Stored data entries:

__________________________________________________

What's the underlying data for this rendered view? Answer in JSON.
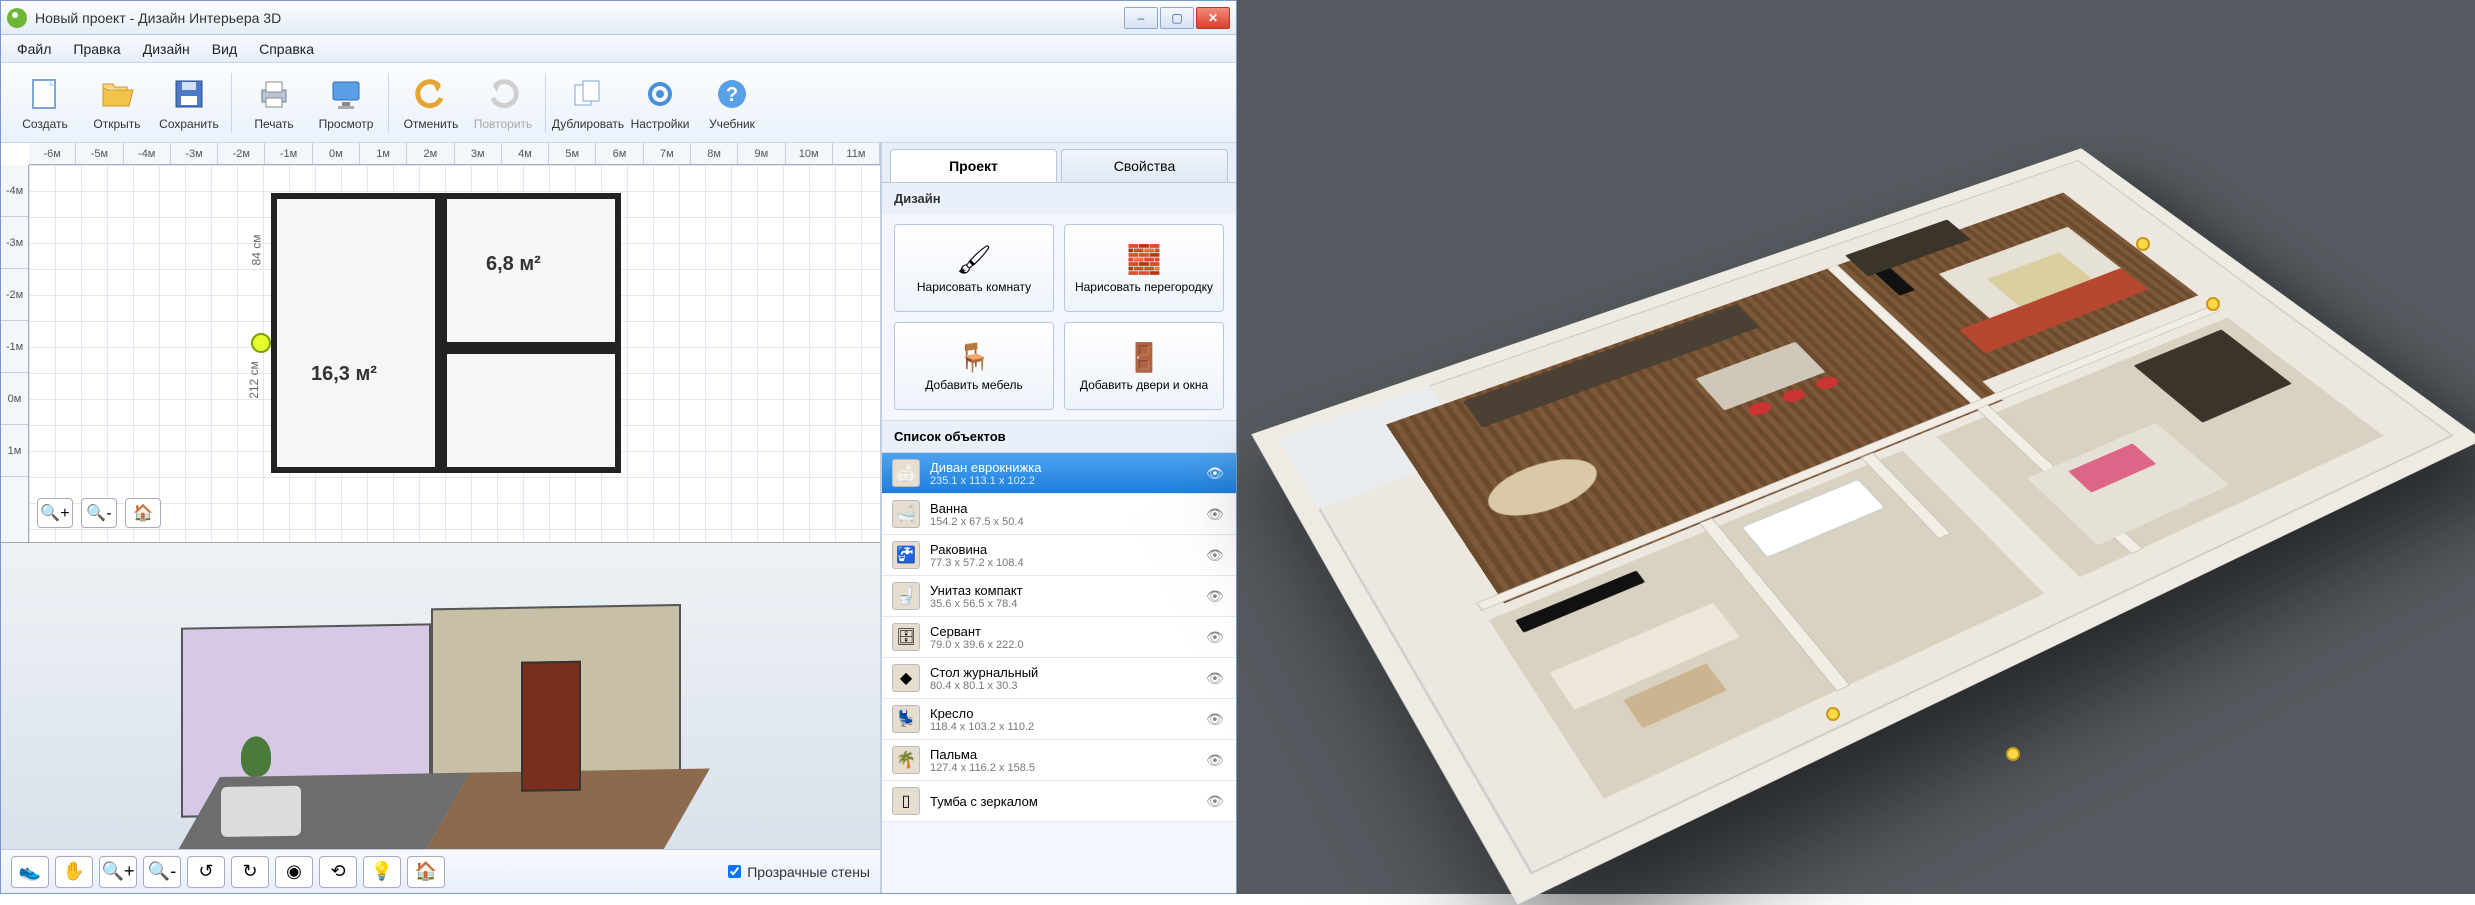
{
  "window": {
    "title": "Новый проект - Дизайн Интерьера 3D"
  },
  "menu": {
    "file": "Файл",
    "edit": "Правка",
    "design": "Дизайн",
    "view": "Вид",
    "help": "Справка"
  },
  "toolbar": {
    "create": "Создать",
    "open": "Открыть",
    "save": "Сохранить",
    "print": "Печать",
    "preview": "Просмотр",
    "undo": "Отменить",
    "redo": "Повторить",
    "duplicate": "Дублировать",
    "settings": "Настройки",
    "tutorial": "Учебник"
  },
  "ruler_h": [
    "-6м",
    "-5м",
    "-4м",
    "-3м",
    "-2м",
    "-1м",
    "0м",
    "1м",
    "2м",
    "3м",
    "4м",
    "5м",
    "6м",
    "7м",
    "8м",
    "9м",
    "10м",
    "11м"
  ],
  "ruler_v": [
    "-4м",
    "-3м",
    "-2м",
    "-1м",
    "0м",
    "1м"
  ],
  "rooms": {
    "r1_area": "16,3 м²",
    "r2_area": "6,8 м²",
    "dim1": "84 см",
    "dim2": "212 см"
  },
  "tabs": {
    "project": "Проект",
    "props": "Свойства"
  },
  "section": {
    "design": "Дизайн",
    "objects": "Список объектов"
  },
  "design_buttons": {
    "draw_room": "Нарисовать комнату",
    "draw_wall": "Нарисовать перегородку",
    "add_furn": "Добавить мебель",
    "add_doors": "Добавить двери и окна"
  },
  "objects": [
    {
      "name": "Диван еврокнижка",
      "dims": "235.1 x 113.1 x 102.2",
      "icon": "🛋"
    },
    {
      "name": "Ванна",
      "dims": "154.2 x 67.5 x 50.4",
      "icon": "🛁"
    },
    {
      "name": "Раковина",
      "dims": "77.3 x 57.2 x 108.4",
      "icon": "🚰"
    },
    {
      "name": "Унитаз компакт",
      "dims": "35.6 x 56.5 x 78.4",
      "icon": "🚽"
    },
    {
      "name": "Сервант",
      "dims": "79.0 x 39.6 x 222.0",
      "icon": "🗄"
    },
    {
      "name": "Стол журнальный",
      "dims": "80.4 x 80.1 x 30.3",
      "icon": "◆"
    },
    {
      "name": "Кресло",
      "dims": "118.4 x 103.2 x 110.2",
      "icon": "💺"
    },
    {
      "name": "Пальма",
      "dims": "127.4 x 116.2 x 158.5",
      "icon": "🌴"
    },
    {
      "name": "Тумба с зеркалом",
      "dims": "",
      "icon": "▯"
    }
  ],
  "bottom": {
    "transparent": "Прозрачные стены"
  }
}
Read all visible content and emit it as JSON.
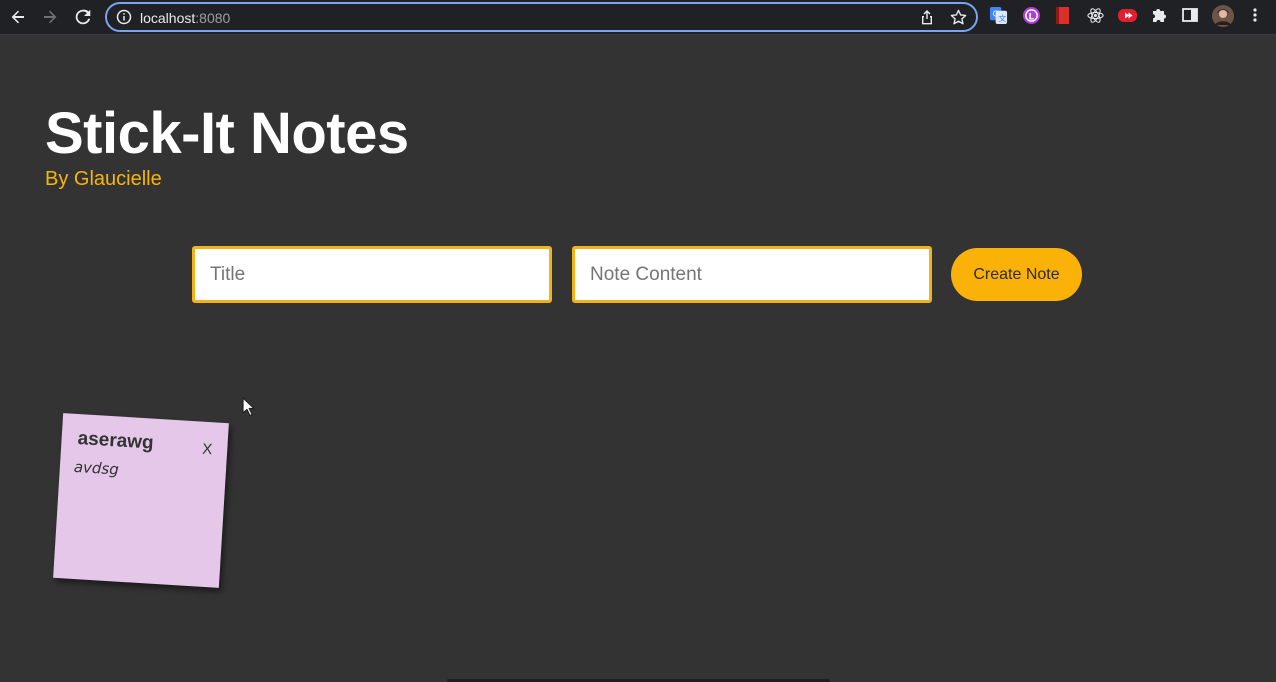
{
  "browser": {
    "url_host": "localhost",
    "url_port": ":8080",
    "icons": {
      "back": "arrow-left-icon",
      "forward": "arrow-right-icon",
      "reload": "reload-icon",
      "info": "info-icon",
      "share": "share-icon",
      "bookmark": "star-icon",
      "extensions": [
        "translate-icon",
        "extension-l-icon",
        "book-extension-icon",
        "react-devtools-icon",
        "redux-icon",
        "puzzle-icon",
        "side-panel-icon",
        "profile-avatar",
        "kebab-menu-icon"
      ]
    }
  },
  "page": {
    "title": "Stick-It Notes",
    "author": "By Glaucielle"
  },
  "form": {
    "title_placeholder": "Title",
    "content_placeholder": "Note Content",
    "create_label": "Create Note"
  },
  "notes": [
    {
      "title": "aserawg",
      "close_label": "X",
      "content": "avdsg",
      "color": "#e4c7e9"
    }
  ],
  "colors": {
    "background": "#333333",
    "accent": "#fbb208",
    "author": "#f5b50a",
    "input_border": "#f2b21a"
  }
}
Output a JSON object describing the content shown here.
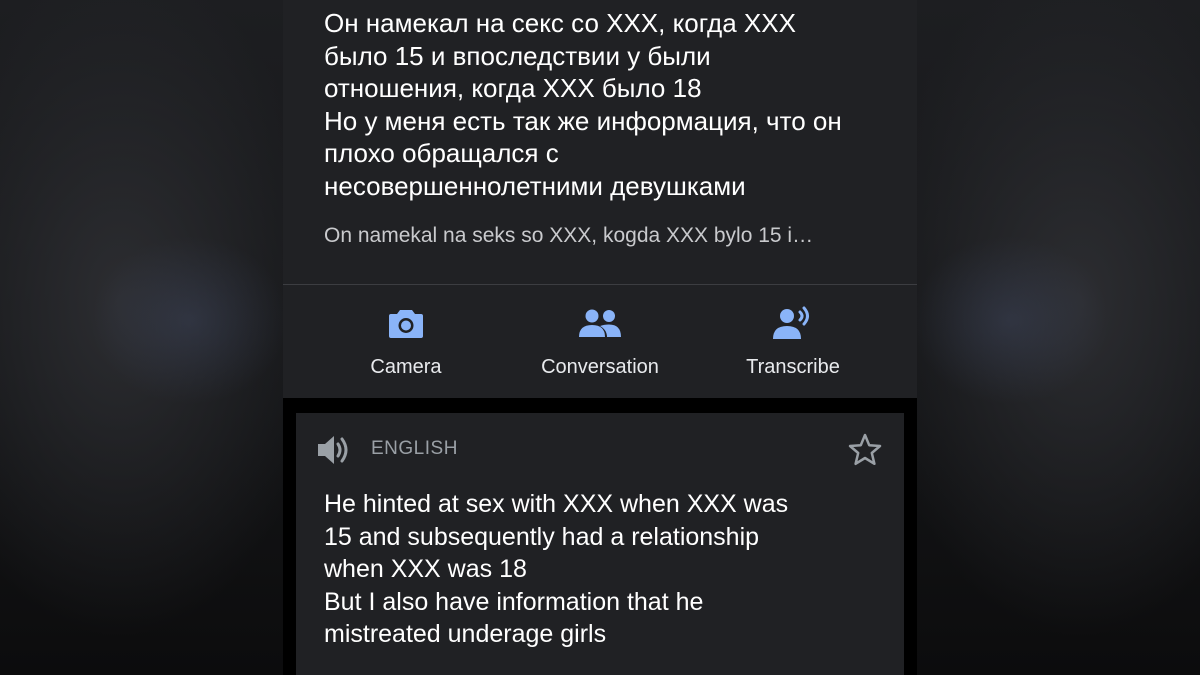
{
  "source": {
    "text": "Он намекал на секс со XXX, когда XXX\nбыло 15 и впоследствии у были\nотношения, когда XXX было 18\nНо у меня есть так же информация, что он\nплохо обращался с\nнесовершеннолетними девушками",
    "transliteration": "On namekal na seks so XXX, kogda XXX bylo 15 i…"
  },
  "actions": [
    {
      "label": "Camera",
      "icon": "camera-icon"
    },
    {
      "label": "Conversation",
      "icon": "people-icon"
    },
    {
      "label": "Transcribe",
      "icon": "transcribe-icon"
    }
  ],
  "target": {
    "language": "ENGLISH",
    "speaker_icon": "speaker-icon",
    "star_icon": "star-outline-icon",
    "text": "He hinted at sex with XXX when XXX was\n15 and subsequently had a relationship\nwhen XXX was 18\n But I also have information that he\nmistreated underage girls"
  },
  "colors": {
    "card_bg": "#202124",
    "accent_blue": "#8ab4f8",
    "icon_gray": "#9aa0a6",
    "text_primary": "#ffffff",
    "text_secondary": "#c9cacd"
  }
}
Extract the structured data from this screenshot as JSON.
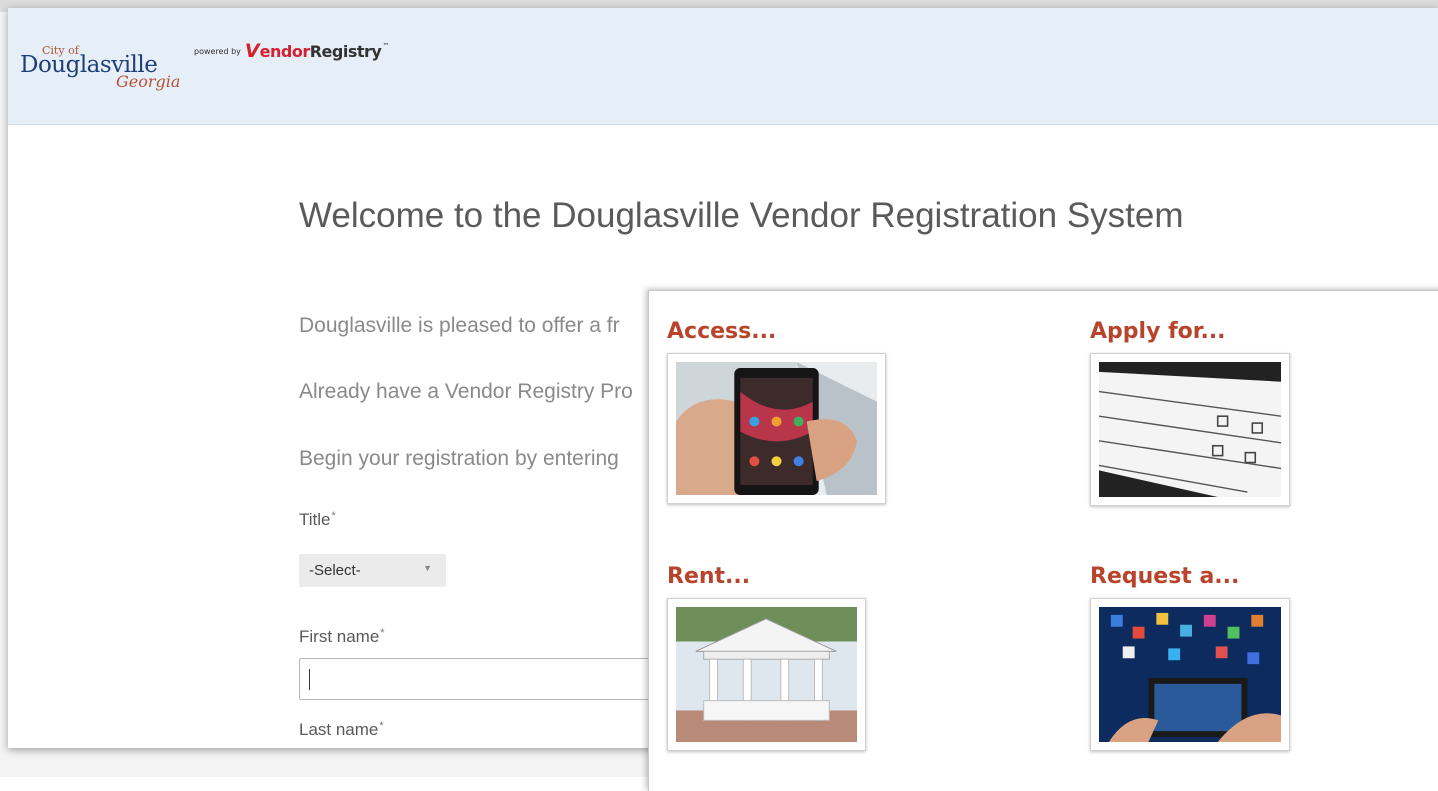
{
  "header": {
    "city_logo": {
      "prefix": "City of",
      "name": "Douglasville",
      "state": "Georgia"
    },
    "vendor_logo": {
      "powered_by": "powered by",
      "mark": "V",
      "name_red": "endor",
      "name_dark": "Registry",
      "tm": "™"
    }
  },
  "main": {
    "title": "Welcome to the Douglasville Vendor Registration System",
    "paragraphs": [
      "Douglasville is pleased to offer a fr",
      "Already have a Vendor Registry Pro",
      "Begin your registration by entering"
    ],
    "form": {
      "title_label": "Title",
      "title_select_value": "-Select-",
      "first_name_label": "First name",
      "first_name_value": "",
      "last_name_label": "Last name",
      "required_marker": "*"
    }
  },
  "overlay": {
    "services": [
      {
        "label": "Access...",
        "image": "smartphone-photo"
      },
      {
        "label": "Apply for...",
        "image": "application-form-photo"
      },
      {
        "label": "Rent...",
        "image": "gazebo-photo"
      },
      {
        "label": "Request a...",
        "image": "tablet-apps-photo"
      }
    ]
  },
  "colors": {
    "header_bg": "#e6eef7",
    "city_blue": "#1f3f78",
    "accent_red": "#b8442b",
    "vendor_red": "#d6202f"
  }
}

__________________________________________________

### [Exercise requirements]
Output all of the records exactly as they appear above, but not the pictures.

### [Answer to the problem]
What's the underlying data for this rendered view? Answer in JSON.
{
  "window": {
    "title": "Новый проект - Дизайн Интерьера 3D"
  },
  "menu": {
    "file": "Файл",
    "edit": "Правка",
    "design": "Дизайн",
    "view": "Вид",
    "help": "Справка"
  },
  "toolbar": {
    "create": "Создать",
    "open": "Открыть",
    "save": "Сохранить",
    "print": "Печать",
    "preview": "Просмотр",
    "undo": "Отменить",
    "redo": "Повторить",
    "duplicate": "Дублировать",
    "settings": "Настройки",
    "tutorial": "Учебник"
  },
  "ruler_h": [
    "-6м",
    "-5м",
    "-4м",
    "-3м",
    "-2м",
    "-1м",
    "0м",
    "1м",
    "2м",
    "3м",
    "4м",
    "5м",
    "6м",
    "7м",
    "8м",
    "9м",
    "10м",
    "11м"
  ],
  "ruler_v": [
    "-4м",
    "-3м",
    "-2м",
    "-1м",
    "0м",
    "1м"
  ],
  "rooms": {
    "r1_area": "16,3 м²",
    "r2_area": "6,8 м²",
    "dim1": "84 см",
    "dim2": "212 см"
  },
  "tabs": {
    "project": "Проект",
    "props": "Свойства"
  },
  "section": {
    "design": "Дизайн",
    "objects": "Список объектов"
  },
  "design_buttons": {
    "draw_room": "Нарисовать комнату",
    "draw_wall": "Нарисовать перегородку",
    "add_furn": "Добавить мебель",
    "add_doors": "Добавить двери и окна"
  },
  "objects": [
    {
      "name": "Диван еврокнижка",
      "dims": "235.1 x 113.1 x 102.2",
      "icon": "🛋"
    },
    {
      "name": "Ванна",
      "dims": "154.2 x 67.5 x 50.4",
      "icon": "🛁"
    },
    {
      "name": "Раковина",
      "dims": "77.3 x 57.2 x 108.4",
      "icon": "🚰"
    },
    {
      "name": "Унитаз компакт",
      "dims": "35.6 x 56.5 x 78.4",
      "icon": "🚽"
    },
    {
      "name": "Сервант",
      "dims": "79.0 x 39.6 x 222.0",
      "icon": "🗄"
    },
    {
      "name": "Стол журнальный",
      "dims": "80.4 x 80.1 x 30.3",
      "icon": "◆"
    },
    {
      "name": "Кресло",
      "dims": "118.4 x 103.2 x 110.2",
      "icon": "💺"
    },
    {
      "name": "Пальма",
      "dims": "127.4 x 116.2 x 158.5",
      "icon": "🌴"
    },
    {
      "name": "Тумба с зеркалом",
      "dims": "",
      "icon": "▯"
    }
  ],
  "bottom": {
    "transparent": "Прозрачные стены"
  }
}
Read all visible content and emit it as JSON.
{
  "browser": {
    "url_host": "localhost",
    "url_port": ":8080",
    "icons": {
      "back": "arrow-left-icon",
      "forward": "arrow-right-icon",
      "reload": "reload-icon",
      "info": "info-icon",
      "share": "share-icon",
      "bookmark": "star-icon",
      "extensions": [
        "translate-icon",
        "extension-l-icon",
        "book-extension-icon",
        "react-devtools-icon",
        "redux-icon",
        "puzzle-icon",
        "side-panel-icon",
        "profile-avatar",
        "kebab-menu-icon"
      ]
    }
  },
  "page": {
    "title": "Stick-It Notes",
    "author": "By Glaucielle"
  },
  "form": {
    "title_placeholder": "Title",
    "content_placeholder": "Note Content",
    "create_label": "Create Note"
  },
  "notes": [
    {
      "title": "aserawg",
      "close_label": "X",
      "content": "avdsg",
      "color": "#e4c7e9"
    }
  ],
  "colors": {
    "background": "#333333",
    "accent": "#fbb208",
    "author": "#f5b50a",
    "input_border": "#f2b21a"
  }
}
Output a JSON object describing the content shown here.
{
  "source": {
    "text": "Он намекал на секс со XXX, когда XXX\nбыло 15 и впоследствии у были\nотношения, когда XXX было 18\nНо у меня есть так же информация, что он\nплохо обращался с\nнесовершеннолетними девушками",
    "transliteration": "On namekal na seks so XXX, kogda XXX bylo 15 i…"
  },
  "actions": [
    {
      "label": "Camera",
      "icon": "camera-icon"
    },
    {
      "label": "Conversation",
      "icon": "people-icon"
    },
    {
      "label": "Transcribe",
      "icon": "transcribe-icon"
    }
  ],
  "target": {
    "language": "ENGLISH",
    "speaker_icon": "speaker-icon",
    "star_icon": "star-outline-icon",
    "text": "He hinted at sex with XXX when XXX was\n15 and subsequently had a relationship\nwhen XXX was 18\n But I also have information that he\nmistreated underage girls"
  },
  "colors": {
    "card_bg": "#202124",
    "accent_blue": "#8ab4f8",
    "icon_gray": "#9aa0a6",
    "text_primary": "#ffffff",
    "text_secondary": "#c9cacd"
  }
}
Extract the structured data from this screenshot as JSON.
{
  "header": {
    "city_logo": {
      "prefix": "City of",
      "name": "Douglasville",
      "state": "Georgia"
    },
    "vendor_logo": {
      "powered_by": "powered by",
      "mark": "V",
      "name_red": "endor",
      "name_dark": "Registry",
      "tm": "™"
    }
  },
  "main": {
    "title": "Welcome to the Douglasville Vendor Registration System",
    "paragraphs": [
      "Douglasville is pleased to offer a fr",
      "Already have a Vendor Registry Pro",
      "Begin your registration by entering"
    ],
    "form": {
      "title_label": "Title",
      "title_select_value": "-Select-",
      "first_name_label": "First name",
      "first_name_value": "",
      "last_name_label": "Last name",
      "required_marker": "*"
    }
  },
  "overlay": {
    "services": [
      {
        "label": "Access...",
        "image": "smartphone-photo"
      },
      {
        "label": "Apply for...",
        "image": "application-form-photo"
      },
      {
        "label": "Rent...",
        "image": "gazebo-photo"
      },
      {
        "label": "Request a...",
        "image": "tablet-apps-photo"
      }
    ]
  },
  "colors": {
    "header_bg": "#e6eef7",
    "city_blue": "#1f3f78",
    "accent_red": "#b8442b",
    "vendor_red": "#d6202f"
  }
}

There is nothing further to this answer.